_Stated task_
Look through the listing below and give the number of lines that hold "this". Say nothing more.

Stored data entries:
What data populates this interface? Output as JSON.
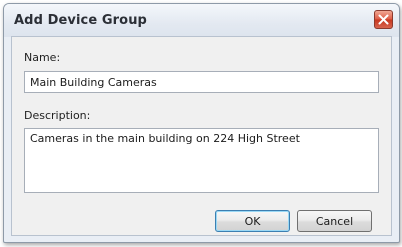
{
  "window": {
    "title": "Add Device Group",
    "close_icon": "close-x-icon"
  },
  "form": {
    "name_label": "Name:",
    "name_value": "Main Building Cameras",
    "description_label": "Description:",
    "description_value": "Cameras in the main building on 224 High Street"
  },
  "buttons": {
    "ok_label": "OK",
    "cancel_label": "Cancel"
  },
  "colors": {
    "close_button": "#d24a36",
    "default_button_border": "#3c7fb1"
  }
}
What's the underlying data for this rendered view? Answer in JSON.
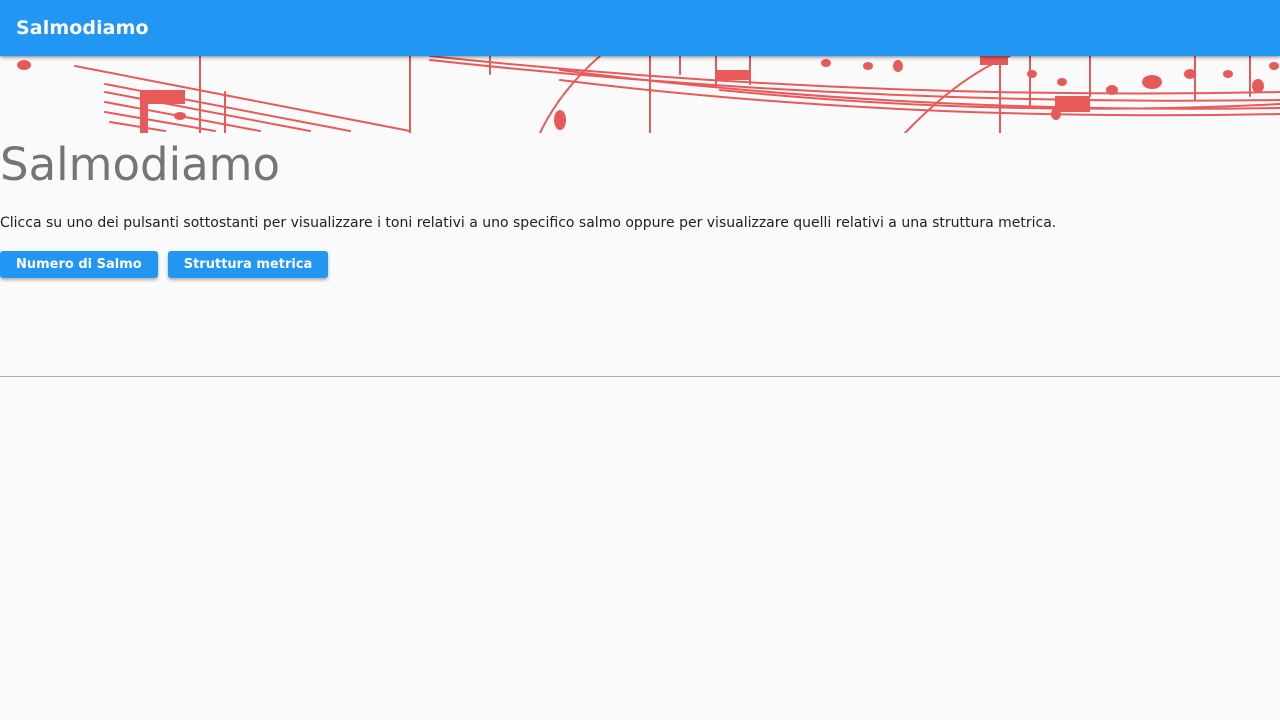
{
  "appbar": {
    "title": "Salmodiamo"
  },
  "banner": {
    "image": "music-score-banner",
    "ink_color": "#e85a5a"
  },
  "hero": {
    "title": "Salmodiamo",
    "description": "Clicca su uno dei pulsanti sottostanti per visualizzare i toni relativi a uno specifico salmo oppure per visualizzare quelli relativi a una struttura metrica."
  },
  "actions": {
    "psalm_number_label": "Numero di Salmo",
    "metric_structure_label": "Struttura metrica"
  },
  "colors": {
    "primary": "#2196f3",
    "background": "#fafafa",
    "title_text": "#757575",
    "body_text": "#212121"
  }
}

_Correct output_
2